### Records supplied
* begin *

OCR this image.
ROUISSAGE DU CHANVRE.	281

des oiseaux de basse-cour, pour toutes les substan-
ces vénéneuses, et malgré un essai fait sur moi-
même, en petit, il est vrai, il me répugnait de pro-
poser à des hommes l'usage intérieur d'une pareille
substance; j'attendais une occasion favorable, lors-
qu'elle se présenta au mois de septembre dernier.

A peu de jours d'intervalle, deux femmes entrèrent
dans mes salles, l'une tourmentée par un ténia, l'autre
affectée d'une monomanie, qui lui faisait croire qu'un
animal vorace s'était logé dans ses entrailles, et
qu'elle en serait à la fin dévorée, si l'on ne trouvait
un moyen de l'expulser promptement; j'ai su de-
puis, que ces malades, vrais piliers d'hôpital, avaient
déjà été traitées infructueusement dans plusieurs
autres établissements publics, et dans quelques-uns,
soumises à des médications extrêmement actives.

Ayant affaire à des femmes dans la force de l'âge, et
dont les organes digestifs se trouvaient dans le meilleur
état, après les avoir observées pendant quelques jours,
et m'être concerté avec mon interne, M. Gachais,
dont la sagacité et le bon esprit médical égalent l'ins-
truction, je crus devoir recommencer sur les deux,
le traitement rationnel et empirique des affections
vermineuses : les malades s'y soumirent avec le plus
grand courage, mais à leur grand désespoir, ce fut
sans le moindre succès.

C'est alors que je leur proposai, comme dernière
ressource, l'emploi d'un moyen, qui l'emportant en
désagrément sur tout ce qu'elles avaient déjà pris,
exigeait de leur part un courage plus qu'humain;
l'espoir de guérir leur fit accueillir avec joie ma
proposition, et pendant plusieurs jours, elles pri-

* end *
* begin *

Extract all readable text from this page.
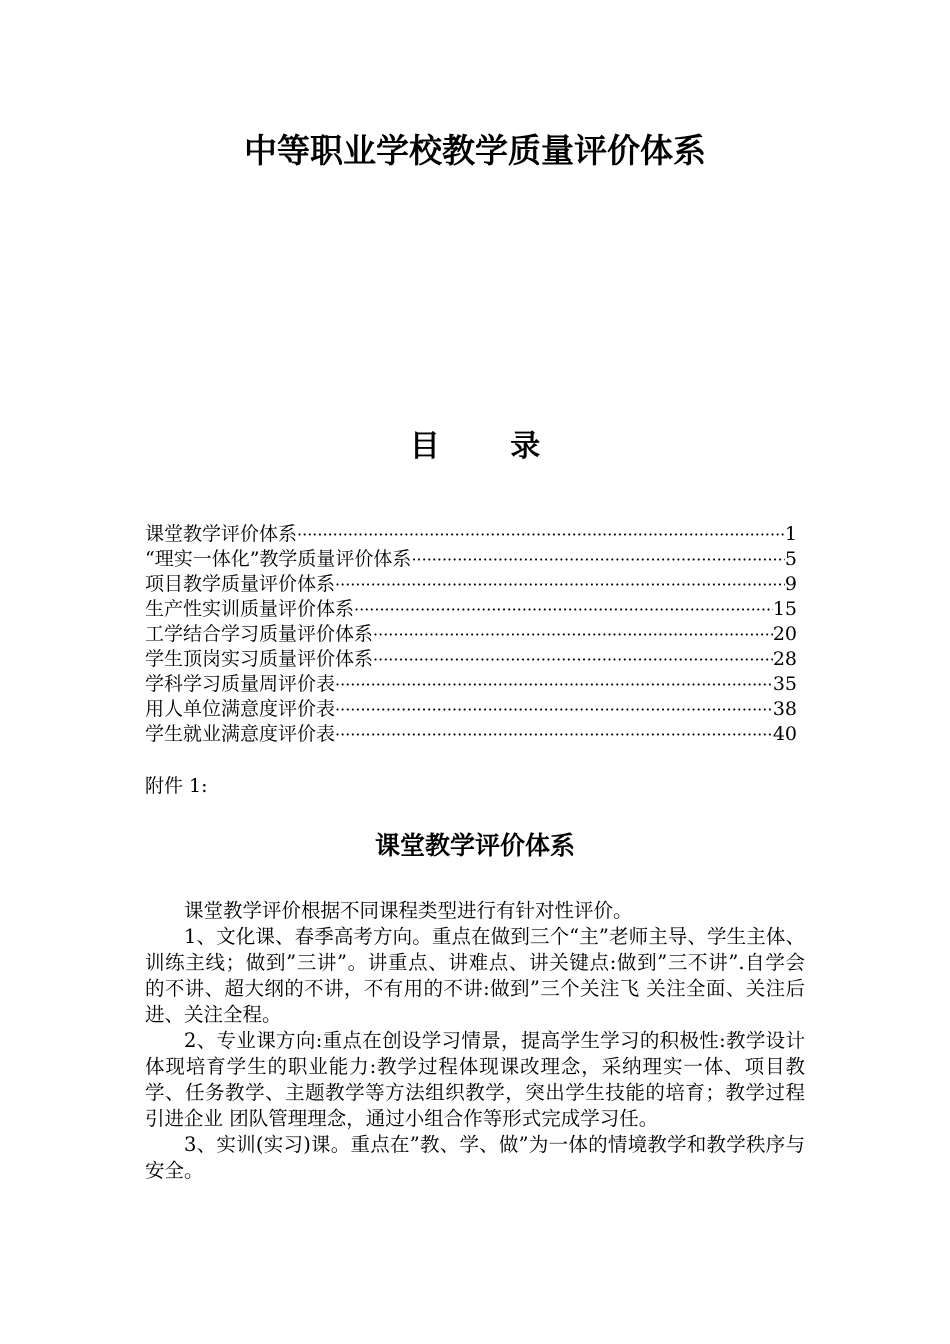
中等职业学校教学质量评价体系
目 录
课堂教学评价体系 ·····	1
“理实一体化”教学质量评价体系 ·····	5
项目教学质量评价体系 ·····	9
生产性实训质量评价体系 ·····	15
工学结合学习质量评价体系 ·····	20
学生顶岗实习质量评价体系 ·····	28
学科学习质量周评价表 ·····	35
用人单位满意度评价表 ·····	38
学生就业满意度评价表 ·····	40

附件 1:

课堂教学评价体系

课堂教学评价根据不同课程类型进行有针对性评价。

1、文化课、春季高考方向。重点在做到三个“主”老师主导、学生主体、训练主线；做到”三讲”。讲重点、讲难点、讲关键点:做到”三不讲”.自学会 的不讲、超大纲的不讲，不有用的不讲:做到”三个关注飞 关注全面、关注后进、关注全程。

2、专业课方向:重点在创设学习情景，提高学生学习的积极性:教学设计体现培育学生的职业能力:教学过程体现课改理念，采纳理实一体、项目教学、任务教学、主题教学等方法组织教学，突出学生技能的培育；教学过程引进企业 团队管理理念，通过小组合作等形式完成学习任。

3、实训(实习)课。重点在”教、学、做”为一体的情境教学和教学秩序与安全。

* end *

### Task description
Pick out every line with the string "quelques" and copy it.

### The result
autres établissements publics, et dans quelques-uns,
état, après les avoir observées pendant quelques jours,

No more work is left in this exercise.